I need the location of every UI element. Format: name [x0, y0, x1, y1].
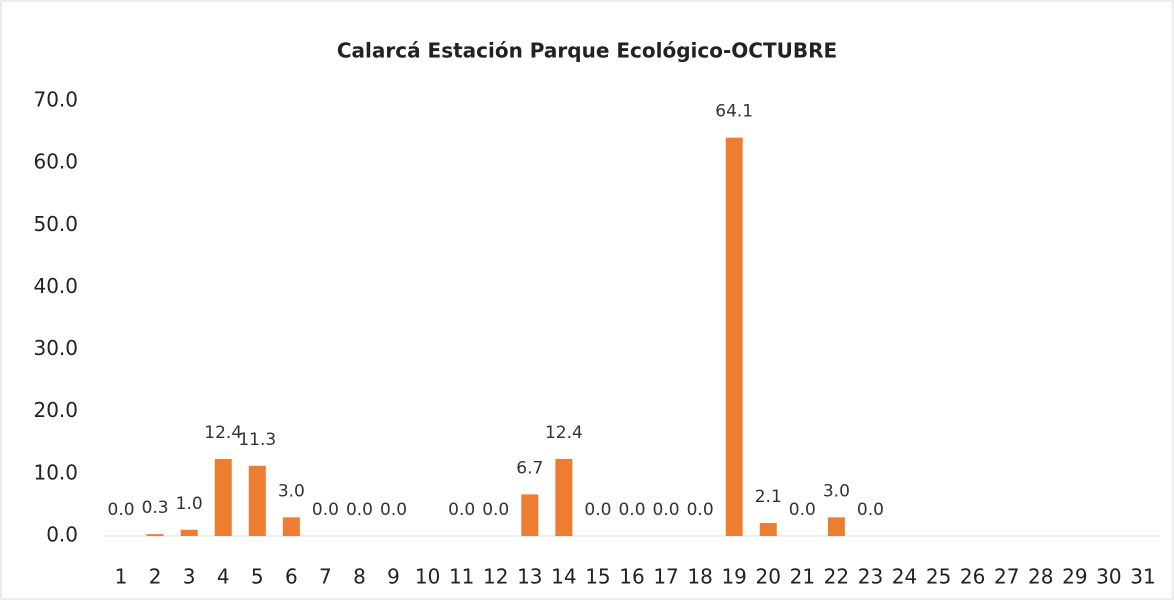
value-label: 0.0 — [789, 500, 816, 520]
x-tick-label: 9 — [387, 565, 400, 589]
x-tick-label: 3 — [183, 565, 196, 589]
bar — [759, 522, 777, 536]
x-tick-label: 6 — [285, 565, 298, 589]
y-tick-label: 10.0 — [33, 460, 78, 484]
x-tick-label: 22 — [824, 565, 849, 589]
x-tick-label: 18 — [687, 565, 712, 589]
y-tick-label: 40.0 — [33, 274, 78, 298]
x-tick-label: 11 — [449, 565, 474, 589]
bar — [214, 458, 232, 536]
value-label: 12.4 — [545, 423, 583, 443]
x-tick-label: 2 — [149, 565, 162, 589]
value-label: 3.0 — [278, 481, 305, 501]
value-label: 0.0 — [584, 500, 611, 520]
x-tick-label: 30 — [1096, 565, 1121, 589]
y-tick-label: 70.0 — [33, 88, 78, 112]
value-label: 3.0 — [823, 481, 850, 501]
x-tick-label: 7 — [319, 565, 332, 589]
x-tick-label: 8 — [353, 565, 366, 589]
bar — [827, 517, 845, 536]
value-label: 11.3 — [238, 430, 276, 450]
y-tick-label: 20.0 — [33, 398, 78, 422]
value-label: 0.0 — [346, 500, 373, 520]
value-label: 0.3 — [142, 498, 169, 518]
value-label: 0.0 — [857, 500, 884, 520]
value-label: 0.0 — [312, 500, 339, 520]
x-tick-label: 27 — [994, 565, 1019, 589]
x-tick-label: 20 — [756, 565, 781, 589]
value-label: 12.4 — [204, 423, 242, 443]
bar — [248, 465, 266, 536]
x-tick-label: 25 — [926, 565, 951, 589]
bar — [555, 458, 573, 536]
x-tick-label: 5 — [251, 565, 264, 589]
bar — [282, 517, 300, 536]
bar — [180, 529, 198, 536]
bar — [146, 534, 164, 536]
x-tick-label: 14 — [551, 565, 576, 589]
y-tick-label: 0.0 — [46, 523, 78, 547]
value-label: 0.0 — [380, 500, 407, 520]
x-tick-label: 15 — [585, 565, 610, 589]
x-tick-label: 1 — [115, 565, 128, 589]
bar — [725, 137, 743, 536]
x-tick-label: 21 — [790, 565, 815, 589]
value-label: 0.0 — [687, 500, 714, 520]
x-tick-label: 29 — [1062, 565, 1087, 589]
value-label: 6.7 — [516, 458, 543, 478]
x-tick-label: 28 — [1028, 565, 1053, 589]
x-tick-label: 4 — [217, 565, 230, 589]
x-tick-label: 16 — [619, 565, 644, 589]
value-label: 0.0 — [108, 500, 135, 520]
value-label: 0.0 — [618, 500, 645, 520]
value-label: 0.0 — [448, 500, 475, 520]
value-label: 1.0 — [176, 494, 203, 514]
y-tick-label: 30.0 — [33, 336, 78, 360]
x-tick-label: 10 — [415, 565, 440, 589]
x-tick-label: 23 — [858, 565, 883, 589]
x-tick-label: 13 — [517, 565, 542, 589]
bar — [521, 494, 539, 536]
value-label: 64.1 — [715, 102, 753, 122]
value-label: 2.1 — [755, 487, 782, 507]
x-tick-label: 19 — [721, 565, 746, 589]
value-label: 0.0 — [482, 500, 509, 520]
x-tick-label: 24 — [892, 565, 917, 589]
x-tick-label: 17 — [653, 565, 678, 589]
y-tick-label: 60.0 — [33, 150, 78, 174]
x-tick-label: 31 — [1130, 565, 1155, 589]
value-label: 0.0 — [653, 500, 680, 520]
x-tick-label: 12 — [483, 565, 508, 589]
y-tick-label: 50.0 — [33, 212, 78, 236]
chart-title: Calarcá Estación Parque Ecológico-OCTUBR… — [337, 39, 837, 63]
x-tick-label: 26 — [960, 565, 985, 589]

-----

EXERCISE DIRECTIONS: Give the lines of the material from the line containing "value-label: 0.0 — [789, 500, 816, 520]" through the line containing "x-tick-label: 11 — [449, 565, 474, 589]", both included, as a JSON list of strings with one string per line and blank lines omitted.

RESPONSE:
[
  "value-label: 0.0 — [789, 500, 816, 520]",
  "x-tick-label: 9 — [387, 565, 400, 589]",
  "x-tick-label: 3 — [183, 565, 196, 589]",
  "bar — [759, 522, 777, 536]",
  "x-tick-label: 6 — [285, 565, 298, 589]",
  "y-tick-label: 10.0 — [33, 460, 78, 484]",
  "x-tick-label: 22 — [824, 565, 849, 589]",
  "x-tick-label: 18 — [687, 565, 712, 589]",
  "y-tick-label: 40.0 — [33, 274, 78, 298]",
  "x-tick-label: 11 — [449, 565, 474, 589]"
]